§ OBJECTIVE
Pull out every line below holding the word "title".
Start of INPUT RECORDS
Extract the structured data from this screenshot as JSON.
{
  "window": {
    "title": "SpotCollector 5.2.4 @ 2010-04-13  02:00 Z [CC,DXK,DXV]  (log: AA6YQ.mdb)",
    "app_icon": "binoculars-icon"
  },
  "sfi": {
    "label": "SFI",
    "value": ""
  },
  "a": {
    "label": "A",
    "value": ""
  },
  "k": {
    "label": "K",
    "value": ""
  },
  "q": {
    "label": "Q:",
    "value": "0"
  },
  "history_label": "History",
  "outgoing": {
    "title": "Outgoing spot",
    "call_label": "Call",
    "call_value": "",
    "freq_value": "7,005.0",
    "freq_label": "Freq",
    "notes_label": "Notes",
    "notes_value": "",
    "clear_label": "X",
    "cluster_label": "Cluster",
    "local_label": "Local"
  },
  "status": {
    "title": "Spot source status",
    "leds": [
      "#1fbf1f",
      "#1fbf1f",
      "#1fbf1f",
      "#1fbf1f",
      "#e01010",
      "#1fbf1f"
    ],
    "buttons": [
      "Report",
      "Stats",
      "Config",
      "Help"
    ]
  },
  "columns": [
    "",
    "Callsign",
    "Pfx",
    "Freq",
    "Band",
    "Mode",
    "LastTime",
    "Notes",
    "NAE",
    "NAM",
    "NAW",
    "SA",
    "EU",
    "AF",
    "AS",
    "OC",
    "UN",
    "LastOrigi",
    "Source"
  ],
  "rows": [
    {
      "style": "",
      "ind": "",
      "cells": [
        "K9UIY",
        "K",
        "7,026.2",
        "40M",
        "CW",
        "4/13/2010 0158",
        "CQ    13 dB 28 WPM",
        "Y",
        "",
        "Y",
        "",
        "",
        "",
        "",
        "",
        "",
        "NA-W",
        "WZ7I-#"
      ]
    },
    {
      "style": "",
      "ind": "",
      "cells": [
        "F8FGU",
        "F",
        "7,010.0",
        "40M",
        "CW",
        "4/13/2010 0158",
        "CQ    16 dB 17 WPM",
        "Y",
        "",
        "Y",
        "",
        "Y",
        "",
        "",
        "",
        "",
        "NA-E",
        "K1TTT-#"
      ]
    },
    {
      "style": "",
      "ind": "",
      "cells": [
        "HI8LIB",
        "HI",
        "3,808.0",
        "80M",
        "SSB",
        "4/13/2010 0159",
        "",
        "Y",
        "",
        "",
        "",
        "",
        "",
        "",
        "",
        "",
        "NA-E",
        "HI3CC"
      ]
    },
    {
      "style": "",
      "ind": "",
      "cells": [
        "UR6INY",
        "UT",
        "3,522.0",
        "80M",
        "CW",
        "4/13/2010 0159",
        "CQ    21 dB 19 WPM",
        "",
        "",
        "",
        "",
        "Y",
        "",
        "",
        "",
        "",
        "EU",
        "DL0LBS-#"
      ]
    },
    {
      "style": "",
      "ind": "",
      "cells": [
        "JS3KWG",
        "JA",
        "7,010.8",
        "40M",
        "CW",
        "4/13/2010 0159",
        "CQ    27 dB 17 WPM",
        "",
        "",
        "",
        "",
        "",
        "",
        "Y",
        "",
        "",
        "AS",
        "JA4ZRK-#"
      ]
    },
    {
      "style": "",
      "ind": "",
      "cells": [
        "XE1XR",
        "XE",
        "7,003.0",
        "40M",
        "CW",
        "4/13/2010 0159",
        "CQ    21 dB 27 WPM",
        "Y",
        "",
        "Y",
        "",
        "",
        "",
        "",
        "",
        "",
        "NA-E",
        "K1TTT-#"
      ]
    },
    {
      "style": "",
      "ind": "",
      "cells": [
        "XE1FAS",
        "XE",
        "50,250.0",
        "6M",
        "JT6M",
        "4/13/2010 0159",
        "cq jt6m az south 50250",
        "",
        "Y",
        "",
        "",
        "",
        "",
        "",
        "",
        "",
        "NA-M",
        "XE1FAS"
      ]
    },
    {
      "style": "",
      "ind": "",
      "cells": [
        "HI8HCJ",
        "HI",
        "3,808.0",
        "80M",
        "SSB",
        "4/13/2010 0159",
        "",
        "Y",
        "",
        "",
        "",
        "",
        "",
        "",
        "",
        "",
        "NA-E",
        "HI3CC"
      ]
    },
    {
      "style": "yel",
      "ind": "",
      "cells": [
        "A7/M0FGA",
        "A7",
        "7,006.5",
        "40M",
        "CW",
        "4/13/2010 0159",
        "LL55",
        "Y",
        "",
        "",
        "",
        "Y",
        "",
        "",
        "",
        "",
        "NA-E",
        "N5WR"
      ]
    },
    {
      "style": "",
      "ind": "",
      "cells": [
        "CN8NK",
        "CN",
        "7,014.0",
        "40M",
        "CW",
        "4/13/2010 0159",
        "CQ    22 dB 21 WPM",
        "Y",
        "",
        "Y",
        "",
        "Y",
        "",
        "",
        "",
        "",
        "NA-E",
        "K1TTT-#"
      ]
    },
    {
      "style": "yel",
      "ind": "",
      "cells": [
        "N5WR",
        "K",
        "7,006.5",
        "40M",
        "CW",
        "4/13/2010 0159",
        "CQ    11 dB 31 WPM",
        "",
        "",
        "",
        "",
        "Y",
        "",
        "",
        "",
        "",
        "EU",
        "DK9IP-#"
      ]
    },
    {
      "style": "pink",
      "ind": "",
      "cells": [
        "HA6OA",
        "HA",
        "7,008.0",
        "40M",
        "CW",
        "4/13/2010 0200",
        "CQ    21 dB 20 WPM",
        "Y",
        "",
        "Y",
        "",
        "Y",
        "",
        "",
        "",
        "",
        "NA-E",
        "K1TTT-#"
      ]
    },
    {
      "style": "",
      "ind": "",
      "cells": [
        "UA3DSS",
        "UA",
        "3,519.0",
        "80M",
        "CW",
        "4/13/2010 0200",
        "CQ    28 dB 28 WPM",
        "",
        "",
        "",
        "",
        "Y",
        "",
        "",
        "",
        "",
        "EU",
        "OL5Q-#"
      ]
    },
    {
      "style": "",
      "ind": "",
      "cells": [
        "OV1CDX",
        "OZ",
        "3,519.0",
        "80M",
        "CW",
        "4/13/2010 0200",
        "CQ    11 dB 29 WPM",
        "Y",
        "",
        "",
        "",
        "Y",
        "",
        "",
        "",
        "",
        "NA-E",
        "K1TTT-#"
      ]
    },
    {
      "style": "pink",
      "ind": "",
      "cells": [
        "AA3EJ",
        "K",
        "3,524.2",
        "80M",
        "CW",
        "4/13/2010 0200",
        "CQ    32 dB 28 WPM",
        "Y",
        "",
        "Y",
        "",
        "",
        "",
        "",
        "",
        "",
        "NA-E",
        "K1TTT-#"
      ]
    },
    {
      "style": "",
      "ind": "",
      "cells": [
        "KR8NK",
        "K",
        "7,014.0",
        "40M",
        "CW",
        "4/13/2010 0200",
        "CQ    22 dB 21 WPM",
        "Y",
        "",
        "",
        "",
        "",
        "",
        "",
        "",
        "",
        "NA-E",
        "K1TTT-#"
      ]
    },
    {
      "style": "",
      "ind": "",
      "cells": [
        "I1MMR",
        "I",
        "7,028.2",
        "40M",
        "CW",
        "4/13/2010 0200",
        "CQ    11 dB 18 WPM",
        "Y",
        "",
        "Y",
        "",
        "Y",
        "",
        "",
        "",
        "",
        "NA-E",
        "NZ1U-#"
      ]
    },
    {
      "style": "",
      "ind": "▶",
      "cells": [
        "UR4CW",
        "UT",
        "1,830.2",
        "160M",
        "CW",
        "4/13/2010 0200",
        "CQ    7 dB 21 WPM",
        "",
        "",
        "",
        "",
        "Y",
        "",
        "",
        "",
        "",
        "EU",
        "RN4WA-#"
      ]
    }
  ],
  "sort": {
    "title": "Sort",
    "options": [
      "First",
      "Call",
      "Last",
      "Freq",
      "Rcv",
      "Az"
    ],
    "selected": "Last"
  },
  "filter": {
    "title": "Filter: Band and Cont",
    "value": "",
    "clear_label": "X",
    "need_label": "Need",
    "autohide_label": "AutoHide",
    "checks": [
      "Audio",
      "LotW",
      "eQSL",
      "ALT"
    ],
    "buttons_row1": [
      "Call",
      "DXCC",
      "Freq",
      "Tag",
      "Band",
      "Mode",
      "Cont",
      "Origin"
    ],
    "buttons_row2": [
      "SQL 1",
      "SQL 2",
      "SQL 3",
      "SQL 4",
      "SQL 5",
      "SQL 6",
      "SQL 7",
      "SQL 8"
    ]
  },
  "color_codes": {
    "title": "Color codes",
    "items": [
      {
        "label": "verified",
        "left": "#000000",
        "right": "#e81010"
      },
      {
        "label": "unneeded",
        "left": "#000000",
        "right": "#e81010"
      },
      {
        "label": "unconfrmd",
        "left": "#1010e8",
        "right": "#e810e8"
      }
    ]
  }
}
End of INPUT RECORDS
§ SOLUTION BELOW
    "title": "SpotCollector 5.2.4 @ 2010-04-13  02:00 Z [CC,DXK,DXV]  (log: AA6YQ.mdb)",
    "title": "Outgoing spot",
    "title": "Spot source status",
    "title": "Sort",
    "title": "Filter: Band and Cont",
    "title": "Color codes",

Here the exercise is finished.